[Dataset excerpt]
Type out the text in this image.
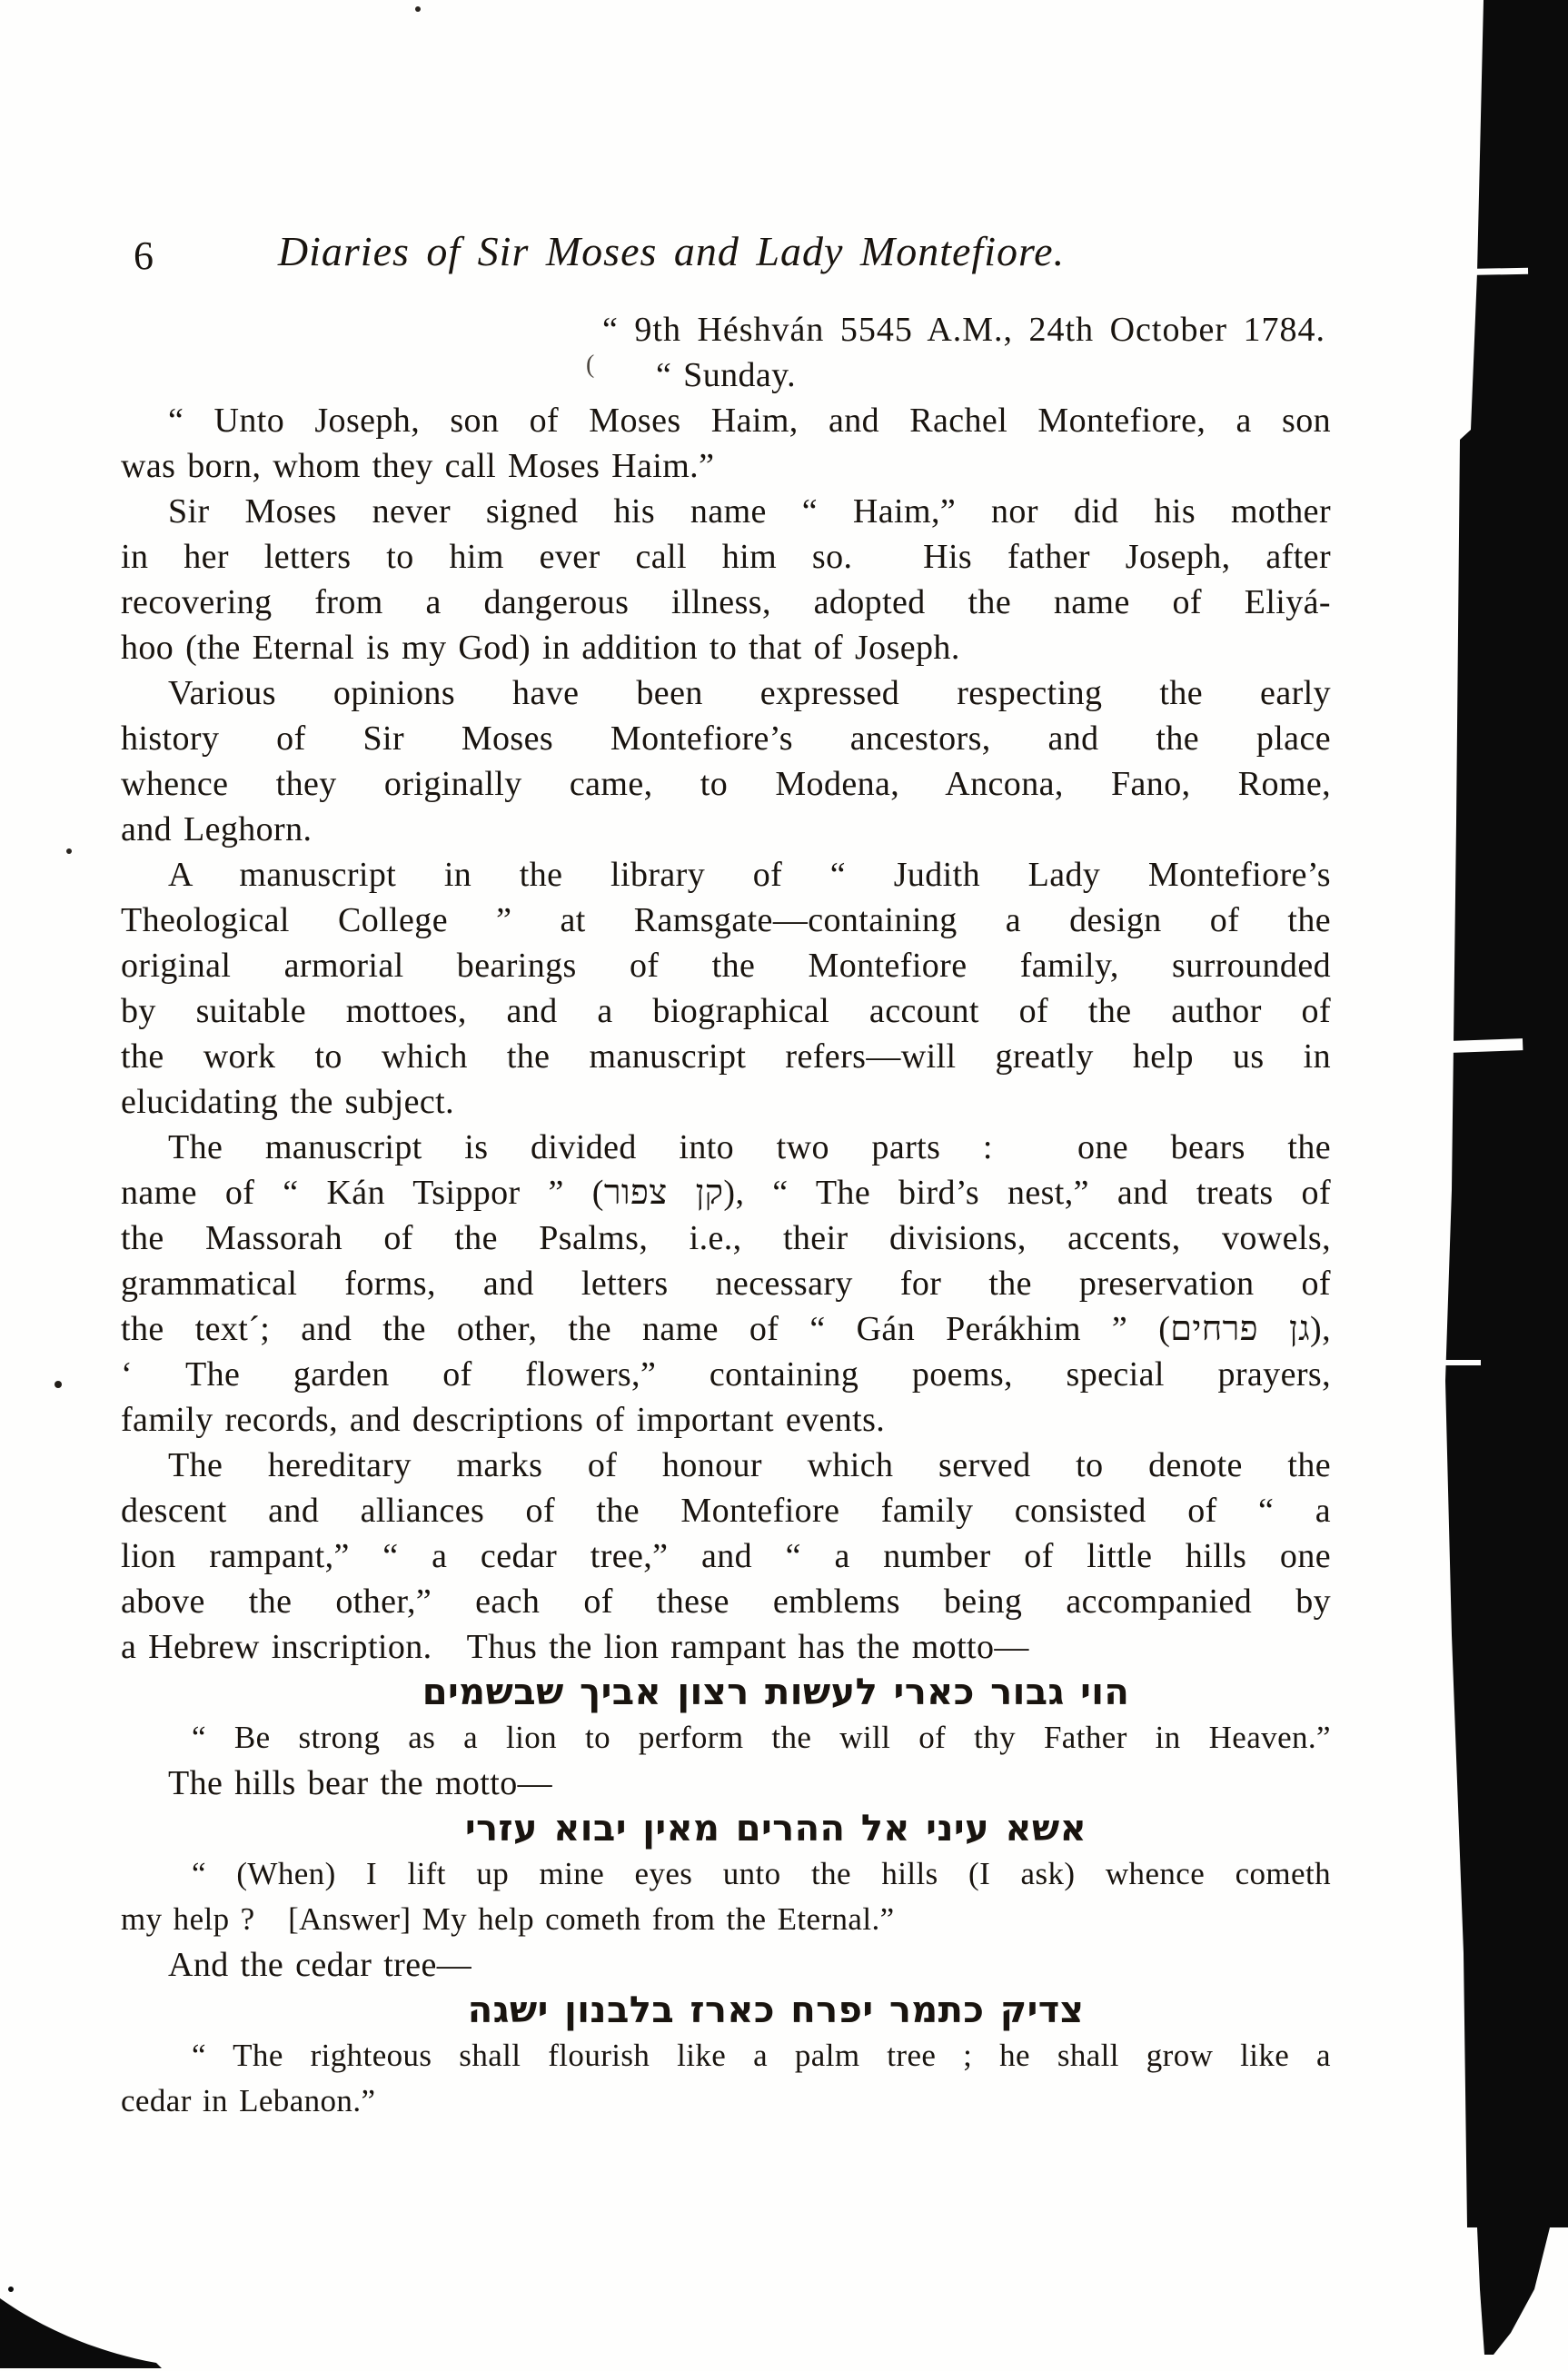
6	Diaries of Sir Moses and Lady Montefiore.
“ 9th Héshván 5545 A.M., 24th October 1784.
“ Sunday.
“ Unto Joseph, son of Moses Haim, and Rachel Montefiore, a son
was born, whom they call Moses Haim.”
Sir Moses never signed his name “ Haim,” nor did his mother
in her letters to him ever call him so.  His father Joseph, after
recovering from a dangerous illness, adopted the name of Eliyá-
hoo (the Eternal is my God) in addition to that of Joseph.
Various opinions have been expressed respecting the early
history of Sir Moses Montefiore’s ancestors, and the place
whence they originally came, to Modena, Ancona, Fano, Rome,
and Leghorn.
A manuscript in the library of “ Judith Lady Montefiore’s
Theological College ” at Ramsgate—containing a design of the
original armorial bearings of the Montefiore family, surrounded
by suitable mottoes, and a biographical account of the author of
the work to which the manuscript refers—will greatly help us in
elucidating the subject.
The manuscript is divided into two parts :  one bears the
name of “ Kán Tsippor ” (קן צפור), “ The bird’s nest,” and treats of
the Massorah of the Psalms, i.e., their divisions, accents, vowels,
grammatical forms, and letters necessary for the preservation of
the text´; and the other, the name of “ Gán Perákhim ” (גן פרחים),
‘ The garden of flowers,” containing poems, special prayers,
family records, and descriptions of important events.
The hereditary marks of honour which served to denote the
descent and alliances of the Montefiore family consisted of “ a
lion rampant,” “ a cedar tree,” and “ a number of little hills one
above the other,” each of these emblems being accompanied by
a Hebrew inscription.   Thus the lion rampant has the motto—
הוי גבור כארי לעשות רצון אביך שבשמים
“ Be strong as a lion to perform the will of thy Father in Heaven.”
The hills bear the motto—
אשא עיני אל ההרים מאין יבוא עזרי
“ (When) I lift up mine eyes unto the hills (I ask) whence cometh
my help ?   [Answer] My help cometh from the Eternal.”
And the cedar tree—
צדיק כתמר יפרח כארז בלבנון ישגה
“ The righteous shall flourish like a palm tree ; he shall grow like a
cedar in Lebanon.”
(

[Task instructions]
Copy each line from the data above that includes "tree".

[Task response]
lion rampant,” “ a cedar tree,” and “ a number of little hills one
And the cedar tree—
“ The righteous shall flourish like a palm tree ; he shall grow like a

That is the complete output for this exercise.